• [What is expected] Gather, from the listing beneath this task, every line holding the string "outcomes".

——————

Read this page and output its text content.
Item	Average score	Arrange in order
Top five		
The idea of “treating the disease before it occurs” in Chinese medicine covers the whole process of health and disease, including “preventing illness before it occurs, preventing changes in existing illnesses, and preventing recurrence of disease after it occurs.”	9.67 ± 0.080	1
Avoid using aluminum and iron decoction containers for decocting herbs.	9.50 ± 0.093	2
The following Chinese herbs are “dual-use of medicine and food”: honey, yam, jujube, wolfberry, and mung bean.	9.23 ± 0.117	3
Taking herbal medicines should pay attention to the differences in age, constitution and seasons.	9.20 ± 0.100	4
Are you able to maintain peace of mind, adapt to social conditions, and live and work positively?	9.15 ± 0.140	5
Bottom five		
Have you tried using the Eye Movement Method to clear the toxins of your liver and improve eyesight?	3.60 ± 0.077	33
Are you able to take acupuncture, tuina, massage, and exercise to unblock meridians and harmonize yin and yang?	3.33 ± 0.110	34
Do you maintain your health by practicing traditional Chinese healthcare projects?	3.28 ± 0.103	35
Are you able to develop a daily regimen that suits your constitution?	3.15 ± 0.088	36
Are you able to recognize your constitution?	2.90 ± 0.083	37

——————

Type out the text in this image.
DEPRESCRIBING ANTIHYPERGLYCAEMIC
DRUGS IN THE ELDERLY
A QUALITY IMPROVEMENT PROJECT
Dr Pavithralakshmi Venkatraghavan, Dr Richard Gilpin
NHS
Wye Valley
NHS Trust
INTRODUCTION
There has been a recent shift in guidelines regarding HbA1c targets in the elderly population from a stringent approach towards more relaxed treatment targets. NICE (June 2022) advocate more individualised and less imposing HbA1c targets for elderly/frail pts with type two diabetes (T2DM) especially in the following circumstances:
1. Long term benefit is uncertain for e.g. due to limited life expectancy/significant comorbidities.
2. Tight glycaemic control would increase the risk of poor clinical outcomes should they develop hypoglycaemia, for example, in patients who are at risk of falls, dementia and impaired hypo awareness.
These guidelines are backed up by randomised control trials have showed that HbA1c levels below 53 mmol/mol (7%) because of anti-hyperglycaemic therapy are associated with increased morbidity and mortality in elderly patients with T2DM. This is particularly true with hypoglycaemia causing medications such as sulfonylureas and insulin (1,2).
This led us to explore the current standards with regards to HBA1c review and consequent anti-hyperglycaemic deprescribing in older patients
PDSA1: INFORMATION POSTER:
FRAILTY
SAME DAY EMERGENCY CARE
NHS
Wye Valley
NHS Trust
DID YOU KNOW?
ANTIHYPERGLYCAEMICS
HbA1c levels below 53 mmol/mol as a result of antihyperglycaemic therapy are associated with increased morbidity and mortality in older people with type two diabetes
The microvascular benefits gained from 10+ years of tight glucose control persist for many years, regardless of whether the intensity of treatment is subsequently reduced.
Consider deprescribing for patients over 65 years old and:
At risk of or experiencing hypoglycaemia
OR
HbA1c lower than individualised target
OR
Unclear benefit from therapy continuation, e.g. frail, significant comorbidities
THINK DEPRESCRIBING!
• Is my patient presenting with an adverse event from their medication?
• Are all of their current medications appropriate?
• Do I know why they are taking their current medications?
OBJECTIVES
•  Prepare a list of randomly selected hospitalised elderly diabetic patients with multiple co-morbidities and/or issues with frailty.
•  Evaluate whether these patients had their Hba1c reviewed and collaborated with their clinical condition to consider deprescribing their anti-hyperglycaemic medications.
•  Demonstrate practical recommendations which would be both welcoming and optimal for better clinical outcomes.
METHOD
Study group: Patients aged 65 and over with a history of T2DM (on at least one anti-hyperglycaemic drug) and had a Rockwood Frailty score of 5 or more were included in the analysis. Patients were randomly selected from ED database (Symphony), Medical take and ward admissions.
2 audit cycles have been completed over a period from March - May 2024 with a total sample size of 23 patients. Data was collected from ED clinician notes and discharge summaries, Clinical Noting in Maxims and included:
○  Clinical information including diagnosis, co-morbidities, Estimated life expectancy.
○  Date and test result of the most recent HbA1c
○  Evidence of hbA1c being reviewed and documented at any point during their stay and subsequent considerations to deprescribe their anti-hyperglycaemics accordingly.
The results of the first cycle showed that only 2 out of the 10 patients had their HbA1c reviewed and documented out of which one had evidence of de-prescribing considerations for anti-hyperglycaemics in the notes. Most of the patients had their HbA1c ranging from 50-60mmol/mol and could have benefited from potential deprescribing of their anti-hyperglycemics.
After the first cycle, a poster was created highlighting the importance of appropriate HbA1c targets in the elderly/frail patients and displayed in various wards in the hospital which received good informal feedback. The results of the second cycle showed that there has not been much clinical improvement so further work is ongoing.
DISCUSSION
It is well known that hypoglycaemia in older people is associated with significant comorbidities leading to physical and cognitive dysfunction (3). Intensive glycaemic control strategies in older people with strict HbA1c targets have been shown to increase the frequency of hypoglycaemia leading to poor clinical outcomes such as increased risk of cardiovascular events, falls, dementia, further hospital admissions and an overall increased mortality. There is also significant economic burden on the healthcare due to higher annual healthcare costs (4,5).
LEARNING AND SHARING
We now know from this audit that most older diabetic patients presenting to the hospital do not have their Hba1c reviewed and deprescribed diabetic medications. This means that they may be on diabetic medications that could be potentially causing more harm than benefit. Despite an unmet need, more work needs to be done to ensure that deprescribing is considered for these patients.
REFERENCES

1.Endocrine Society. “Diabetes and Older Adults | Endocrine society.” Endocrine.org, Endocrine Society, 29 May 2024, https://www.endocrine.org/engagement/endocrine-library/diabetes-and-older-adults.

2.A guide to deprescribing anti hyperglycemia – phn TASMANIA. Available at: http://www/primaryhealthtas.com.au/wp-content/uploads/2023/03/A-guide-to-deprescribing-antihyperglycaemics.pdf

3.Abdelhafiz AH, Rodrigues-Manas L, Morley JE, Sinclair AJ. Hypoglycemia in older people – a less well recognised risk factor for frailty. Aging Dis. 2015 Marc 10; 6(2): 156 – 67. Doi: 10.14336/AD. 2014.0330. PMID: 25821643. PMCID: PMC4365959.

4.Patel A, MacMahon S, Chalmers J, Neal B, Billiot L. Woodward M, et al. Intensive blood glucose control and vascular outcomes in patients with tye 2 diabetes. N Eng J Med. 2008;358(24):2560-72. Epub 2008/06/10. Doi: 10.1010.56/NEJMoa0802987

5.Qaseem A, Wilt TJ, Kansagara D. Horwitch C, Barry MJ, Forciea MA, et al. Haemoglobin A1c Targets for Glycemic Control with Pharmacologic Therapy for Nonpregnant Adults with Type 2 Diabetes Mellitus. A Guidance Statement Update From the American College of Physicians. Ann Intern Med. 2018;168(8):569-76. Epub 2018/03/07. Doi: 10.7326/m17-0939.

——————

• [Task output]
2. Tight glycaemic control would increase the risk of poor clinical outcomes should they develop hypoglycaemia, for example, in patients who are at risk of falls, dementia and impaired hypo awareness.
•  Demonstrate practical recommendations which would be both welcoming and optimal for better clinical outcomes.
It is well known that hypoglycaemia in older people is associated with significant comorbidities leading to physical and cognitive dysfunction (3). Intensive glycaemic control strategies in older people with strict HbA1c targets have been shown to increase the frequency of hypoglycaemia leading to poor clinical outcomes such as increased risk of cardiovascular events, falls, dementia, further hospital admissions and an overall increased mortality. There is also significant economic burden on the healthcare due to higher annual healthcare costs (4,5).
4.Patel A, MacMahon S, Chalmers J, Neal B, Billiot L. Woodward M, et al. Intensive blood glucose control and vascular outcomes in patients with tye 2 diabetes. N Eng J Med. 2008;358(24):2560-72. Epub 2008/06/10. Doi: 10.1010.56/NEJMoa0802987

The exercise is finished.